▸ **Provided data**:
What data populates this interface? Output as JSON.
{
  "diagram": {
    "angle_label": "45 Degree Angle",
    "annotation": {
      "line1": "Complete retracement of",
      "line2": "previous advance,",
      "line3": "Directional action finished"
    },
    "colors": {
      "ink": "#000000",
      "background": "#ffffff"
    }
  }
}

▸ **Written instruction**: All of the material must be reproduced exactly.

▸ **Task result**:
What data populates this interface? Output as JSON.
{
  "diagram": {
    "angle_label": "45 Degree Angle",
    "annotation": {
      "line1": "Complete retracement of",
      "line2": "previous advance,",
      "line3": "Directional action finished"
    },
    "colors": {
      "ink": "#000000",
      "background": "#ffffff"
    }
  }
}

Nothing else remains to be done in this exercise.